RECORD LIST:
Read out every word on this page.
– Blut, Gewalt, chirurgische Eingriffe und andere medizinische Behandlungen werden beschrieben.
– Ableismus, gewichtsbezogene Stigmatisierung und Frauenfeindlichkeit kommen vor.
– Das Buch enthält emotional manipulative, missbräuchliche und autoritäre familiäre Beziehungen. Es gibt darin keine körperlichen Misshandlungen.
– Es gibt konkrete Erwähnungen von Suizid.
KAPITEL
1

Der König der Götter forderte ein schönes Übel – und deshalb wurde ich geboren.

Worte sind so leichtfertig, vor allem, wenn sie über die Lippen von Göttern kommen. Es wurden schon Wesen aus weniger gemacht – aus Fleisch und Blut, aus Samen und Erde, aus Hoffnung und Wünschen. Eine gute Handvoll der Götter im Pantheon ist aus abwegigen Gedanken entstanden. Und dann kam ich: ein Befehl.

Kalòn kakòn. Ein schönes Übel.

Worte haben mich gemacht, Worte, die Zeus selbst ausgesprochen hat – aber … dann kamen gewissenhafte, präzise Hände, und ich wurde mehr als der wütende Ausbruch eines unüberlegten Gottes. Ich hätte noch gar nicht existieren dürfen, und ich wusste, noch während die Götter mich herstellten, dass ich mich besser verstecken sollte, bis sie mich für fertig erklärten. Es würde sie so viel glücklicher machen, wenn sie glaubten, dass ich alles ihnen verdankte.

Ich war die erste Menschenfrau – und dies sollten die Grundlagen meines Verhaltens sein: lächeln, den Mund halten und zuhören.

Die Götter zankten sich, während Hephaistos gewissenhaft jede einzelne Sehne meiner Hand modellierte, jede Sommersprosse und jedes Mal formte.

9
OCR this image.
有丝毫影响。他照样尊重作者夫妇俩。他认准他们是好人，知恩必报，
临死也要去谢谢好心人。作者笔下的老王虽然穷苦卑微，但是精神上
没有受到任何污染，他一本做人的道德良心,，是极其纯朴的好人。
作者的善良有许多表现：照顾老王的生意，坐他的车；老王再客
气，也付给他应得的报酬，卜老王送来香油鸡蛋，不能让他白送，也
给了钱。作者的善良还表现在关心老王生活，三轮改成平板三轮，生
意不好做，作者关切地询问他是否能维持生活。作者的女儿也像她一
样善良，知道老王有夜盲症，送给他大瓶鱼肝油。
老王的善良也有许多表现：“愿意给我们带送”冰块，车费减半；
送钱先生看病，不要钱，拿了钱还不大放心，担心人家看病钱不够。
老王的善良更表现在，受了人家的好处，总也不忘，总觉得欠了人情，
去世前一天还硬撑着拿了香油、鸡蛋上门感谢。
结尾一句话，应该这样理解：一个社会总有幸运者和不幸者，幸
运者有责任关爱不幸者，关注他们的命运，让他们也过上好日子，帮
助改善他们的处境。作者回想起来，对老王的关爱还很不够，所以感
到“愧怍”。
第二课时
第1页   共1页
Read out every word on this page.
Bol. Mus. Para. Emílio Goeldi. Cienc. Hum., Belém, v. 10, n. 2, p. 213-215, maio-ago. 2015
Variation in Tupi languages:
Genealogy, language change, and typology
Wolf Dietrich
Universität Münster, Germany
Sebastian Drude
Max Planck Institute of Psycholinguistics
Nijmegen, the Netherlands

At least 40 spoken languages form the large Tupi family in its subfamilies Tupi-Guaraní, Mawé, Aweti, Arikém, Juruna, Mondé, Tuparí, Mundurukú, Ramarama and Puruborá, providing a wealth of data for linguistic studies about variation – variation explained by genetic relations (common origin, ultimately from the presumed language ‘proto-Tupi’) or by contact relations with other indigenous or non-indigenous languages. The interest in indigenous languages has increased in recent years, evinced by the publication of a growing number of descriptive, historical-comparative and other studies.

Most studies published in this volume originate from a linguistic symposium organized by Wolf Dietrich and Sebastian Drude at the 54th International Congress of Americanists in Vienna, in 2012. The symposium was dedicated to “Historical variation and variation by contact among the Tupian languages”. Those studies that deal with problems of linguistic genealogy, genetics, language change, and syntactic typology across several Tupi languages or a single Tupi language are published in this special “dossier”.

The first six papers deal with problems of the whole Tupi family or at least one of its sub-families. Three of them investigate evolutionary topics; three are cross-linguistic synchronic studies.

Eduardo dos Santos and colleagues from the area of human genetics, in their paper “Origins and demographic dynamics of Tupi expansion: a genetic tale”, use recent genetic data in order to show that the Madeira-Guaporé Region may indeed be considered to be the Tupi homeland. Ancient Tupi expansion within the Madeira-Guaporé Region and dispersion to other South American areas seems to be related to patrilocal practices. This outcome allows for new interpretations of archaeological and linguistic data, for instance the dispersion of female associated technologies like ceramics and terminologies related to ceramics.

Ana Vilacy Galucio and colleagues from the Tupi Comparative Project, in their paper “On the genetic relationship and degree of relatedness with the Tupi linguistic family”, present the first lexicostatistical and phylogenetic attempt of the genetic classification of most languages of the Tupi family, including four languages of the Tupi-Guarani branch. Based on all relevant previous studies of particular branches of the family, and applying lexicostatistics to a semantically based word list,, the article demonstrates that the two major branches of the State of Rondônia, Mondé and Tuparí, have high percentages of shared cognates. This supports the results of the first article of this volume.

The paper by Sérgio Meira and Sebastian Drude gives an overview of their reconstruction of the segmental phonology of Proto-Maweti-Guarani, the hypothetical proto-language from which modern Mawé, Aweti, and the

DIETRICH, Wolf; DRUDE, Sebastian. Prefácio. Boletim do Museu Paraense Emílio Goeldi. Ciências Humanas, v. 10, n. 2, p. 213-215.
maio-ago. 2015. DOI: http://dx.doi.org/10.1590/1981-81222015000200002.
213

TASK OBJECTIVE: All of the entries need to be reproduced exactly; please write them out.

THE ANSWER:
Read out every word on this page.
– Blut, Gewalt, chirurgische Eingriffe und andere medizinische Behandlungen werden beschrieben.
– Ableismus, gewichtsbezogene Stigmatisierung und Frauenfeindlichkeit kommen vor.
– Das Buch enthält emotional manipulative, missbräuchliche und autoritäre familiäre Beziehungen. Es gibt darin keine körperlichen Misshandlungen.
– Es gibt konkrete Erwähnungen von Suizid.
KAPITEL
1

Der König der Götter forderte ein schönes Übel – und deshalb wurde ich geboren.

Worte sind so leichtfertig, vor allem, wenn sie über die Lippen von Göttern kommen. Es wurden schon Wesen aus weniger gemacht – aus Fleisch und Blut, aus Samen und Erde, aus Hoffnung und Wünschen. Eine gute Handvoll der Götter im Pantheon ist aus abwegigen Gedanken entstanden. Und dann kam ich: ein Befehl.

Kalòn kakòn. Ein schönes Übel.

Worte haben mich gemacht, Worte, die Zeus selbst ausgesprochen hat – aber … dann kamen gewissenhafte, präzise Hände, und ich wurde mehr als der wütende Ausbruch eines unüberlegten Gottes. Ich hätte noch gar nicht existieren dürfen, und ich wusste, noch während die Götter mich herstellten, dass ich mich besser verstecken sollte, bis sie mich für fertig erklärten. Es würde sie so viel glücklicher machen, wenn sie glaubten, dass ich alles ihnen verdankte.

Ich war die erste Menschenfrau – und dies sollten die Grundlagen meines Verhaltens sein: lächeln, den Mund halten und zuhören.

Die Götter zankten sich, während Hephaistos gewissenhaft jede einzelne Sehne meiner Hand modellierte, jede Sommersprosse und jedes Mal formte.

9
OCR this image.
有丝毫影响。他照样尊重作者夫妇俩。他认准他们是好人，知恩必报，
临死也要去谢谢好心人。作者笔下的老王虽然穷苦卑微，但是精神上
没有受到任何污染，他一本做人的道德良心,，是极其纯朴的好人。
作者的善良有许多表现：照顾老王的生意，坐他的车；老王再客
气，也付给他应得的报酬，卜老王送来香油鸡蛋，不能让他白送，也
给了钱。作者的善良还表现在关心老王生活，三轮改成平板三轮，生
意不好做，作者关切地询问他是否能维持生活。作者的女儿也像她一
样善良，知道老王有夜盲症，送给他大瓶鱼肝油。
老王的善良也有许多表现：“愿意给我们带送”冰块，车费减半；
送钱先生看病，不要钱，拿了钱还不大放心，担心人家看病钱不够。
老王的善良更表现在，受了人家的好处，总也不忘，总觉得欠了人情，
去世前一天还硬撑着拿了香油、鸡蛋上门感谢。
结尾一句话，应该这样理解：一个社会总有幸运者和不幸者，幸
运者有责任关爱不幸者，关注他们的命运，让他们也过上好日子，帮
助改善他们的处境。作者回想起来，对老王的关爱还很不够，所以感
到“愧怍”。
第二课时
第1页   共1页
Read out every word on this page.
Bol. Mus. Para. Emílio Goeldi. Cienc. Hum., Belém, v. 10, n. 2, p. 213-215, maio-ago. 2015
Variation in Tupi languages:
Genealogy, language change, and typology
Wolf Dietrich
Universität Münster, Germany
Sebastian Drude
Max Planck Institute of Psycholinguistics
Nijmegen, the Netherlands

At least 40 spoken languages form the large Tupi family in its subfamilies Tupi-Guaraní, Mawé, Aweti, Arikém, Juruna, Mondé, Tuparí, Mundurukú, Ramarama and Puruborá, providing a wealth of data for linguistic studies about variation – variation explained by genetic relations (common origin, ultimately from the presumed language ‘proto-Tupi’) or by contact relations with other indigenous or non-indigenous languages. The interest in indigenous languages has increased in recent years, evinced by the publication of a growing number of descriptive, historical-comparative and other studies.

Most studies published in this volume originate from a linguistic symposium organized by Wolf Dietrich and Sebastian Drude at the 54th International Congress of Americanists in Vienna, in 2012. The symposium was dedicated to “Historical variation and variation by contact among the Tupian languages”. Those studies that deal with problems of linguistic genealogy, genetics, language change, and syntactic typology across several Tupi languages or a single Tupi language are published in this special “dossier”.

The first six papers deal with problems of the whole Tupi family or at least one of its sub-families. Three of them investigate evolutionary topics; three are cross-linguistic synchronic studies.

Eduardo dos Santos and colleagues from the area of human genetics, in their paper “Origins and demographic dynamics of Tupi expansion: a genetic tale”, use recent genetic data in order to show that the Madeira-Guaporé Region may indeed be considered to be the Tupi homeland. Ancient Tupi expansion within the Madeira-Guaporé Region and dispersion to other South American areas seems to be related to patrilocal practices. This outcome allows for new interpretations of archaeological and linguistic data, for instance the dispersion of female associated technologies like ceramics and terminologies related to ceramics.

Ana Vilacy Galucio and colleagues from the Tupi Comparative Project, in their paper “On the genetic relationship and degree of relatedness with the Tupi linguistic family”, present the first lexicostatistical and phylogenetic attempt of the genetic classification of most languages of the Tupi family, including four languages of the Tupi-Guarani branch. Based on all relevant previous studies of particular branches of the family, and applying lexicostatistics to a semantically based word list,, the article demonstrates that the two major branches of the State of Rondônia, Mondé and Tuparí, have high percentages of shared cognates. This supports the results of the first article of this volume.

The paper by Sérgio Meira and Sebastian Drude gives an overview of their reconstruction of the segmental phonology of Proto-Maweti-Guarani, the hypothetical proto-language from which modern Mawé, Aweti, and the

DIETRICH, Wolf; DRUDE, Sebastian. Prefácio. Boletim do Museu Paraense Emílio Goeldi. Ciências Humanas, v. 10, n. 2, p. 213-215.
maio-ago. 2015. DOI: http://dx.doi.org/10.1590/1981-81222015000200002.
213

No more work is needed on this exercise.